=== Exercise data ===
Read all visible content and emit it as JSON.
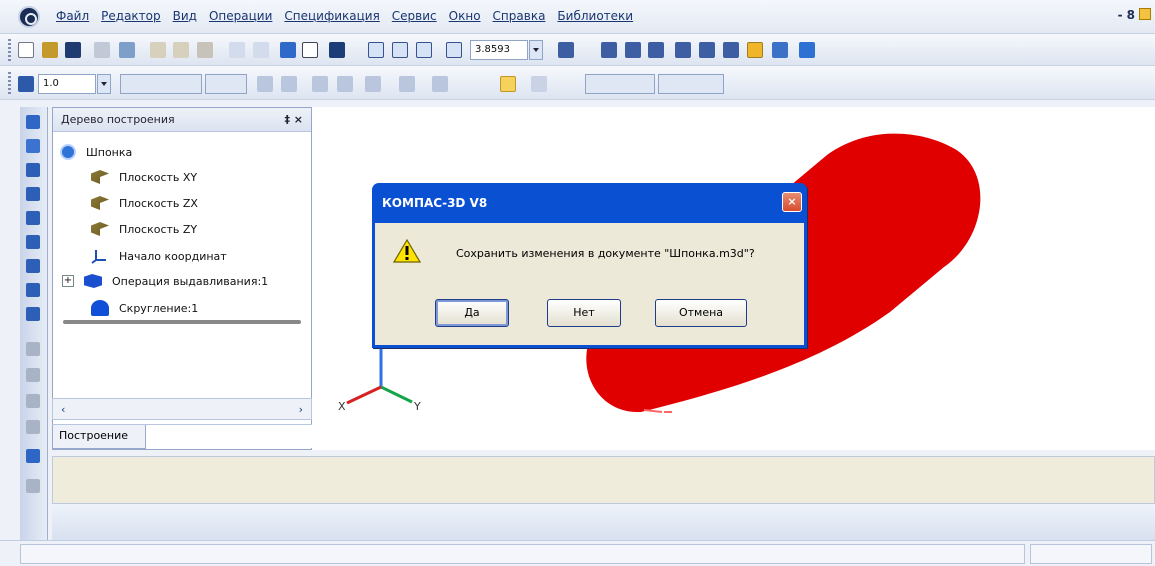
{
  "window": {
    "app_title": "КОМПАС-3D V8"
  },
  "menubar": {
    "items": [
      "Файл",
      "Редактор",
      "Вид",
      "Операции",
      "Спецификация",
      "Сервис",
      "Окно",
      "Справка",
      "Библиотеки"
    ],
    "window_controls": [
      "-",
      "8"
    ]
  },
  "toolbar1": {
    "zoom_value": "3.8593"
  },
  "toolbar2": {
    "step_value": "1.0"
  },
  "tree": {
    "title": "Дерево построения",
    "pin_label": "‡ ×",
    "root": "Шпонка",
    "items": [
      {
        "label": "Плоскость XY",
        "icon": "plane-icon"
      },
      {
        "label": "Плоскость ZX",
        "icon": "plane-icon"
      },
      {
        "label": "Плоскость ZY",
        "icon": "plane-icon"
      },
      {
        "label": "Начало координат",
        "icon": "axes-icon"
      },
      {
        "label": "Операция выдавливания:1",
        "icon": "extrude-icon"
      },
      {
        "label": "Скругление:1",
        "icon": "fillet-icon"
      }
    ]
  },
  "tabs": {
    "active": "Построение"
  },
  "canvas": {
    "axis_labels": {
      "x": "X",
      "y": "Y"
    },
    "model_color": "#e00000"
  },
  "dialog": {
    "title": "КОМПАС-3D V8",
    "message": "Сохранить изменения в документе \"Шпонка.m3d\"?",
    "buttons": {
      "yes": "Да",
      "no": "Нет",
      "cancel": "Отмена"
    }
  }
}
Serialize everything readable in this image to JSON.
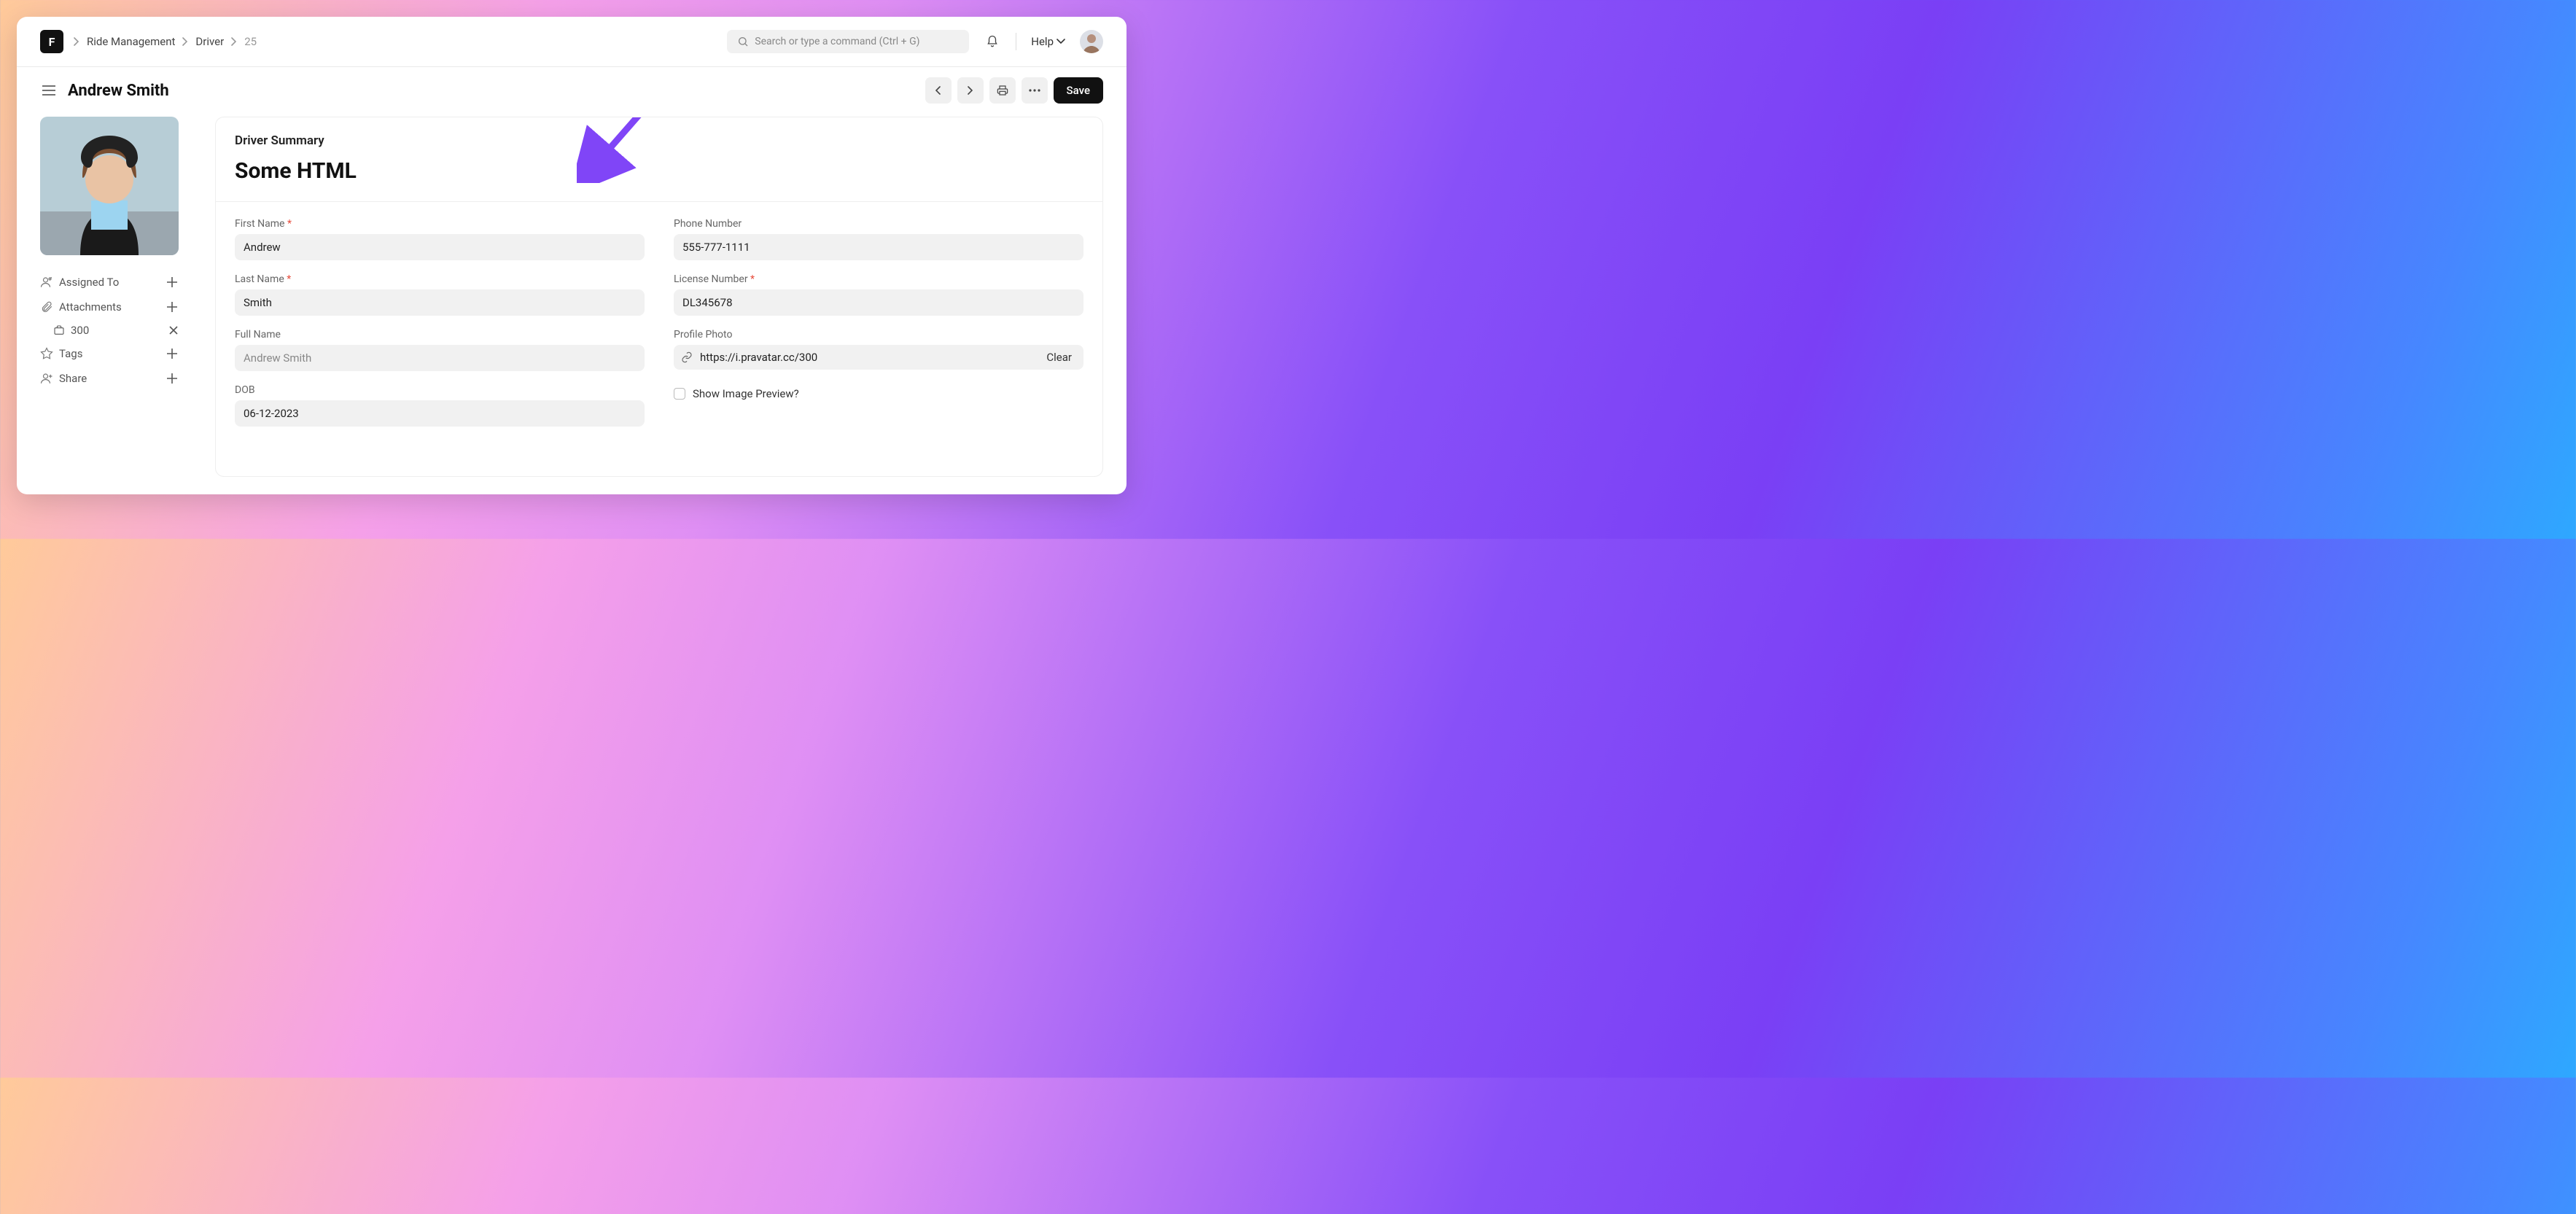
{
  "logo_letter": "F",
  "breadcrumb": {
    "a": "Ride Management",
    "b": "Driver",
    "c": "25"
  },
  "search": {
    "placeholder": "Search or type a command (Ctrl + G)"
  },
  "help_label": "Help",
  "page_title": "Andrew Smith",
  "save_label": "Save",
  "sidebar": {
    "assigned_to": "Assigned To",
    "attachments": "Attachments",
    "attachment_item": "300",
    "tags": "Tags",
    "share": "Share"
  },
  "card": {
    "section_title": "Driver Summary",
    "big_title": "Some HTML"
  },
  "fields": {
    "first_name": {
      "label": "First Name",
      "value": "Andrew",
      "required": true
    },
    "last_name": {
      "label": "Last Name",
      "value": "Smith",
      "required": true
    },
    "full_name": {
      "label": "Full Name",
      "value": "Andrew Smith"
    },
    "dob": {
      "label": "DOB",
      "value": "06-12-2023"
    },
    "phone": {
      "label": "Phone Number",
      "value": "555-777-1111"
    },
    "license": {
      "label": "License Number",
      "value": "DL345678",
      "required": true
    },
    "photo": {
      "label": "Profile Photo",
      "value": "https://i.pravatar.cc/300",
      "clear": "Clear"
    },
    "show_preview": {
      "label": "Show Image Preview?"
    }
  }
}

=== What is expected ===
Reproduce each entry precisely. Leave the pictures out.

=== Complete answer ===
Read all visible content and emit it as JSON.
{
  "window": {
    "app_title": "КОМПАС-3D V8"
  },
  "menubar": {
    "items": [
      "Файл",
      "Редактор",
      "Вид",
      "Операции",
      "Спецификация",
      "Сервис",
      "Окно",
      "Справка",
      "Библиотеки"
    ],
    "window_controls": [
      "-",
      "8"
    ]
  },
  "toolbar1": {
    "zoom_value": "3.8593"
  },
  "toolbar2": {
    "step_value": "1.0"
  },
  "tree": {
    "title": "Дерево построения",
    "pin_label": "‡ ×",
    "root": "Шпонка",
    "items": [
      {
        "label": "Плоскость XY",
        "icon": "plane-icon"
      },
      {
        "label": "Плоскость ZX",
        "icon": "plane-icon"
      },
      {
        "label": "Плоскость ZY",
        "icon": "plane-icon"
      },
      {
        "label": "Начало координат",
        "icon": "axes-icon"
      },
      {
        "label": "Операция выдавливания:1",
        "icon": "extrude-icon"
      },
      {
        "label": "Скругление:1",
        "icon": "fillet-icon"
      }
    ]
  },
  "tabs": {
    "active": "Построение"
  },
  "canvas": {
    "axis_labels": {
      "x": "X",
      "y": "Y"
    },
    "model_color": "#e00000"
  },
  "dialog": {
    "title": "КОМПАС-3D V8",
    "message": "Сохранить изменения в документе \"Шпонка.m3d\"?",
    "buttons": {
      "yes": "Да",
      "no": "Нет",
      "cancel": "Отмена"
    }
  }
}
Serialize everything readable in this image to JSON.
{
  "logo_letter": "F",
  "breadcrumb": {
    "a": "Ride Management",
    "b": "Driver",
    "c": "25"
  },
  "search": {
    "placeholder": "Search or type a command (Ctrl + G)"
  },
  "help_label": "Help",
  "page_title": "Andrew Smith",
  "save_label": "Save",
  "sidebar": {
    "assigned_to": "Assigned To",
    "attachments": "Attachments",
    "attachment_item": "300",
    "tags": "Tags",
    "share": "Share"
  },
  "card": {
    "section_title": "Driver Summary",
    "big_title": "Some HTML"
  },
  "fields": {
    "first_name": {
      "label": "First Name",
      "value": "Andrew",
      "required": true
    },
    "last_name": {
      "label": "Last Name",
      "value": "Smith",
      "required": true
    },
    "full_name": {
      "label": "Full Name",
      "value": "Andrew Smith"
    },
    "dob": {
      "label": "DOB",
      "value": "06-12-2023"
    },
    "phone": {
      "label": "Phone Number",
      "value": "555-777-1111"
    },
    "license": {
      "label": "License Number",
      "value": "DL345678",
      "required": true
    },
    "photo": {
      "label": "Profile Photo",
      "value": "https://i.pravatar.cc/300",
      "clear": "Clear"
    },
    "show_preview": {
      "label": "Show Image Preview?"
    }
  }
}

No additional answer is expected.